**Challenge:**
Go through the entries below and count the lines holding the word "bottom". Reply with only the number, please.

########

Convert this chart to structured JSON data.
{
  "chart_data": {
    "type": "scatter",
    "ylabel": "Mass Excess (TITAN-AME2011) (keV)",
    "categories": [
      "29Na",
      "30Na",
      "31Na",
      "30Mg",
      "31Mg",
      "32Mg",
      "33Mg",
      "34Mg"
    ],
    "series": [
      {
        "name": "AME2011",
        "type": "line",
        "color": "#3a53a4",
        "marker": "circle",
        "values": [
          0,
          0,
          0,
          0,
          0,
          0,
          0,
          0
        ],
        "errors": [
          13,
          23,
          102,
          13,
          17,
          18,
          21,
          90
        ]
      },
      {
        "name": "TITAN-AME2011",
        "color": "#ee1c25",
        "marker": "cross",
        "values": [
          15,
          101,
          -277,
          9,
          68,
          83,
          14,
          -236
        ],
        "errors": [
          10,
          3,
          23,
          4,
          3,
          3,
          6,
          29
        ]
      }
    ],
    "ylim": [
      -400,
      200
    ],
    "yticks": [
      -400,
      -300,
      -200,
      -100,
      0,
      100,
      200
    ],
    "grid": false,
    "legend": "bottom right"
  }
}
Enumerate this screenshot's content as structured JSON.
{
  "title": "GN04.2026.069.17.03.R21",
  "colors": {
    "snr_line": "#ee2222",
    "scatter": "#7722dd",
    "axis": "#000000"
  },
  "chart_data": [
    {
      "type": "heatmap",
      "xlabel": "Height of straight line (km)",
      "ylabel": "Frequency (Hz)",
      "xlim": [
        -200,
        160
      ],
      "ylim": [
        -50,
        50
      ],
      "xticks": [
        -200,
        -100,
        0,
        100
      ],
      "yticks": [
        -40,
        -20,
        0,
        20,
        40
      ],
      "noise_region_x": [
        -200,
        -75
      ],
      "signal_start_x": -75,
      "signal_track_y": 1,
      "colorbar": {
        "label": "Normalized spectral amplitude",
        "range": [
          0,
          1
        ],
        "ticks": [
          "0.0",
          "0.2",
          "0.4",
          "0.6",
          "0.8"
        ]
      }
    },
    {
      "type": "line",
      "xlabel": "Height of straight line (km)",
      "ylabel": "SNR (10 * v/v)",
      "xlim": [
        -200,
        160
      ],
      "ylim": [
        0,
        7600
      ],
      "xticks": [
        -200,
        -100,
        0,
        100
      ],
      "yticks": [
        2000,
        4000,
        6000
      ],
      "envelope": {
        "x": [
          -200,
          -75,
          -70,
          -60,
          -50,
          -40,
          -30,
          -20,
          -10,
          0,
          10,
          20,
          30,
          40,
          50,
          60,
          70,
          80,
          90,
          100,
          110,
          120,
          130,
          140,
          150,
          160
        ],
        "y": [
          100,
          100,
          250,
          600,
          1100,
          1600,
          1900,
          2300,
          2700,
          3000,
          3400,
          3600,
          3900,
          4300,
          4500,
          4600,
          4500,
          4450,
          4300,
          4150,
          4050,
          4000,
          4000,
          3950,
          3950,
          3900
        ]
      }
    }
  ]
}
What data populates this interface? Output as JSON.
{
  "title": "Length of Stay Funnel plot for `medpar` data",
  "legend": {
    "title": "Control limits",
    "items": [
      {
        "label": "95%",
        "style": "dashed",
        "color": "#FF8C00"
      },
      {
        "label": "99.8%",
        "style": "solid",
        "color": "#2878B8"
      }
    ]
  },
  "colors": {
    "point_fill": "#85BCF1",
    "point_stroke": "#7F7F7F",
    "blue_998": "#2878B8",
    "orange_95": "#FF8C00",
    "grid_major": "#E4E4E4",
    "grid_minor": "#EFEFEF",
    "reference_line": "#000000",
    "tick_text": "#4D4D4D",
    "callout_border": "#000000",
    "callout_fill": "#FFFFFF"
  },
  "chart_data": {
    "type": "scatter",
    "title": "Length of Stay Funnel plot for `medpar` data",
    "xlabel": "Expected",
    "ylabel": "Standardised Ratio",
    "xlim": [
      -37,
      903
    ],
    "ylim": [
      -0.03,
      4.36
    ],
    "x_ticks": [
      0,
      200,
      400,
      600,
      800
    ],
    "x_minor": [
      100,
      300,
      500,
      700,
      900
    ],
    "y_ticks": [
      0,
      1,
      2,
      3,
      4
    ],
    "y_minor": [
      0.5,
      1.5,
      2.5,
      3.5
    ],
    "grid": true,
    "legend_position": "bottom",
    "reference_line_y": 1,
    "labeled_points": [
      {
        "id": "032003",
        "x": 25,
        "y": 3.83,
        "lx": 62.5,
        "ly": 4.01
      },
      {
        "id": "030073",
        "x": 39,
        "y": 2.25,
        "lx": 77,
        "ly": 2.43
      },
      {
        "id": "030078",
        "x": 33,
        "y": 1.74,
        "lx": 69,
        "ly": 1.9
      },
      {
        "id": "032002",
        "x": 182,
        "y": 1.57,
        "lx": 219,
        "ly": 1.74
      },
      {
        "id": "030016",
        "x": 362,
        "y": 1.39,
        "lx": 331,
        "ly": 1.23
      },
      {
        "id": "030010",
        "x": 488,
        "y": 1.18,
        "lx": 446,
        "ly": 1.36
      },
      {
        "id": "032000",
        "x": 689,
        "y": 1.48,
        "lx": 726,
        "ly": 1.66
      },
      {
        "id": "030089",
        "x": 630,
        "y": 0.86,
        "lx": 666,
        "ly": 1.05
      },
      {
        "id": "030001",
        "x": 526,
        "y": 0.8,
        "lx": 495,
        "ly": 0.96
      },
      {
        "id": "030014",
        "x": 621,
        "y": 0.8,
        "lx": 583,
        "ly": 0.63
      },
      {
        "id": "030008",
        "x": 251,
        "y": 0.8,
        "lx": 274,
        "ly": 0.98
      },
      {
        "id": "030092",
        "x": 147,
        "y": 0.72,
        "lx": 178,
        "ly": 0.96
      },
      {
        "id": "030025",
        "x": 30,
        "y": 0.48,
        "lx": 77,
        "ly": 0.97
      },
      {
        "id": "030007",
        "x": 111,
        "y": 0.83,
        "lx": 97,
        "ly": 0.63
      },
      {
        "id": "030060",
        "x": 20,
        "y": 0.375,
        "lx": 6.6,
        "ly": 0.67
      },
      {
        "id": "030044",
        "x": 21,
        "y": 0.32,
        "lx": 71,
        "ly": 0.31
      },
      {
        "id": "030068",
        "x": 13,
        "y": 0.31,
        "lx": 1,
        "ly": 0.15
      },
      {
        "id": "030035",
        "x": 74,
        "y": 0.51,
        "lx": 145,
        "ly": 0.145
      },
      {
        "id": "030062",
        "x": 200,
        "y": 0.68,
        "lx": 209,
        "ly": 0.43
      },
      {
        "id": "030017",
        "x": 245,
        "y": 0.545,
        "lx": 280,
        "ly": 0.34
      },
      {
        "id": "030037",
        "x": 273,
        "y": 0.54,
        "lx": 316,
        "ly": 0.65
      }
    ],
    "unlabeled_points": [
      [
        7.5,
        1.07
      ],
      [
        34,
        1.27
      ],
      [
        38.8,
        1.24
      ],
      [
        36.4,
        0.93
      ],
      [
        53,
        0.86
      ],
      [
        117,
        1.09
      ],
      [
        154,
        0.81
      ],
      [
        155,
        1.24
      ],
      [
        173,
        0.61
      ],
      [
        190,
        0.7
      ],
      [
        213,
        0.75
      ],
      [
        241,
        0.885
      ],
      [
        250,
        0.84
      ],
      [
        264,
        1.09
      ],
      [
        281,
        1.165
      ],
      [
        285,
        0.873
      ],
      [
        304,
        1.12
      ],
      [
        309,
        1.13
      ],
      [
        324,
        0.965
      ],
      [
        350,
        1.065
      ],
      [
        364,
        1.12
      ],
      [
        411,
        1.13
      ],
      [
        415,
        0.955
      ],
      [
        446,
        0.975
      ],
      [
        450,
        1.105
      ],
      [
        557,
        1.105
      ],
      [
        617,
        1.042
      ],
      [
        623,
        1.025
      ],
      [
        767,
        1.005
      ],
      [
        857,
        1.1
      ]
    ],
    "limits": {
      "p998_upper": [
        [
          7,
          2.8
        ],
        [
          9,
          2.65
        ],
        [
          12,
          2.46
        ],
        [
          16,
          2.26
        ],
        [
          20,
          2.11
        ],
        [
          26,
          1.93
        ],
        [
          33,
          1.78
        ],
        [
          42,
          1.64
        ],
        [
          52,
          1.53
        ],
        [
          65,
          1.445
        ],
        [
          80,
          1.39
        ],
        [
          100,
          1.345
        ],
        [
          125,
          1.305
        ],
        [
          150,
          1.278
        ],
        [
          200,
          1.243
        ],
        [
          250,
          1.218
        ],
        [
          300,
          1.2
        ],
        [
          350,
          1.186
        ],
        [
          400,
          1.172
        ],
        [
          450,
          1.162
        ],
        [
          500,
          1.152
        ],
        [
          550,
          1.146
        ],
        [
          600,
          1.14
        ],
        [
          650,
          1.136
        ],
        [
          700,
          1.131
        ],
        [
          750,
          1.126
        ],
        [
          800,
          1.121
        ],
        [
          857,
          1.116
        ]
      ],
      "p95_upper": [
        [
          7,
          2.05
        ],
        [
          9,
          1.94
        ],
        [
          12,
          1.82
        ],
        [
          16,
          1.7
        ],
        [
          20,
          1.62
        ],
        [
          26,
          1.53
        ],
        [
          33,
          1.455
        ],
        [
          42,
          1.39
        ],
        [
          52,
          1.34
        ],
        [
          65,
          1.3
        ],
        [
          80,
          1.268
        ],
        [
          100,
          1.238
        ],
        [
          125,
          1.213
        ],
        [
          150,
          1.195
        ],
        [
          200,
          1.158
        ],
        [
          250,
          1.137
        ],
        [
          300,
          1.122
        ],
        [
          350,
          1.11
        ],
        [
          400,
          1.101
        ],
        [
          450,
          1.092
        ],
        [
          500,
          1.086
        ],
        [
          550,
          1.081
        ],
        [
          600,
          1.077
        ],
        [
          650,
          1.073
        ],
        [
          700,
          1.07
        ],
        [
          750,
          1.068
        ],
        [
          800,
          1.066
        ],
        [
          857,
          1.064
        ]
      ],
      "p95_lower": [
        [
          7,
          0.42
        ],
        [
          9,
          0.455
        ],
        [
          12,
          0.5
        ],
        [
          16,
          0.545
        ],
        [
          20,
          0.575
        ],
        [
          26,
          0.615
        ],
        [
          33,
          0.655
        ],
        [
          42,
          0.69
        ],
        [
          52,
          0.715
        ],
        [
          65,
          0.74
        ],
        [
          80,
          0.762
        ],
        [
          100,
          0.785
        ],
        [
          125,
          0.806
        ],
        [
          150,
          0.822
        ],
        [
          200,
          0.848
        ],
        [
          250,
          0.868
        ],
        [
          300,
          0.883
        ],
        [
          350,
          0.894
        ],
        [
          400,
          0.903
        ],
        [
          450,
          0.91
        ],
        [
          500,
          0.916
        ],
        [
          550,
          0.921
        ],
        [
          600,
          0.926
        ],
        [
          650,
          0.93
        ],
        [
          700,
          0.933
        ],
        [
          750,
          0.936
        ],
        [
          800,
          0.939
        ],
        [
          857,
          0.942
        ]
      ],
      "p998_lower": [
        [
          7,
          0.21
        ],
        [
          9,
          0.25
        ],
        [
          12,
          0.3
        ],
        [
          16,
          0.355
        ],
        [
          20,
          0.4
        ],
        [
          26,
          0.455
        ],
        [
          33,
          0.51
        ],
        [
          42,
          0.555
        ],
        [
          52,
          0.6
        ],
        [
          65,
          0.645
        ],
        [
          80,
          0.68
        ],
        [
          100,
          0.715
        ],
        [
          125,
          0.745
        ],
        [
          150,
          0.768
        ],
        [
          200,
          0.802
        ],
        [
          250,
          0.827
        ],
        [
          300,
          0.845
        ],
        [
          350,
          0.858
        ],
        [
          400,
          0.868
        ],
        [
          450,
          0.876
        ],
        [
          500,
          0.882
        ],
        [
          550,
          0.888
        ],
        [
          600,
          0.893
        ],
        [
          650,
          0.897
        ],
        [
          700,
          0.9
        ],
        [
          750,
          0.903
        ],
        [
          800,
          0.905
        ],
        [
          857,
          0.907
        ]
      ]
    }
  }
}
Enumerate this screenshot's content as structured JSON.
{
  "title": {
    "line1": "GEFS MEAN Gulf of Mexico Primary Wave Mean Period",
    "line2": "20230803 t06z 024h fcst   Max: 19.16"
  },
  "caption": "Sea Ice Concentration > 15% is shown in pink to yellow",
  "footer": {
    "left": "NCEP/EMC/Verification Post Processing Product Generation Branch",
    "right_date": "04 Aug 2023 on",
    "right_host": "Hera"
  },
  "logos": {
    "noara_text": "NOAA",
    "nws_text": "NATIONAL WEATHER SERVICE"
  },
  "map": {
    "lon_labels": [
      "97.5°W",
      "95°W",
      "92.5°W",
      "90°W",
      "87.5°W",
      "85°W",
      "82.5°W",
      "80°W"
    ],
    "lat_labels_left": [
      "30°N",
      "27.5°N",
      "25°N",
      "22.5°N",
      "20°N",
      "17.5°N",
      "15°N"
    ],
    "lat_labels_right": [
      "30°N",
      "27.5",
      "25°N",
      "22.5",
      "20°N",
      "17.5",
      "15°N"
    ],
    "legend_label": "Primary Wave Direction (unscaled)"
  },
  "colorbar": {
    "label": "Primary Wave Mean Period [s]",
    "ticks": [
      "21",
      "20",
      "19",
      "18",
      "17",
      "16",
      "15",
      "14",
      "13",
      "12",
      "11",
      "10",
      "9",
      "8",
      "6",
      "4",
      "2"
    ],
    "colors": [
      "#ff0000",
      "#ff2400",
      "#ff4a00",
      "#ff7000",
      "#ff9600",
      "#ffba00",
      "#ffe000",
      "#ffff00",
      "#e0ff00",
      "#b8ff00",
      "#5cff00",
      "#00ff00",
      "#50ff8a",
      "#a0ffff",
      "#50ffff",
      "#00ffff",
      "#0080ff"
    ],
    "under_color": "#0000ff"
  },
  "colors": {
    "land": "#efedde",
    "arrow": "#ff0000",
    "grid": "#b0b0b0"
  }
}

########

**Result below:**
2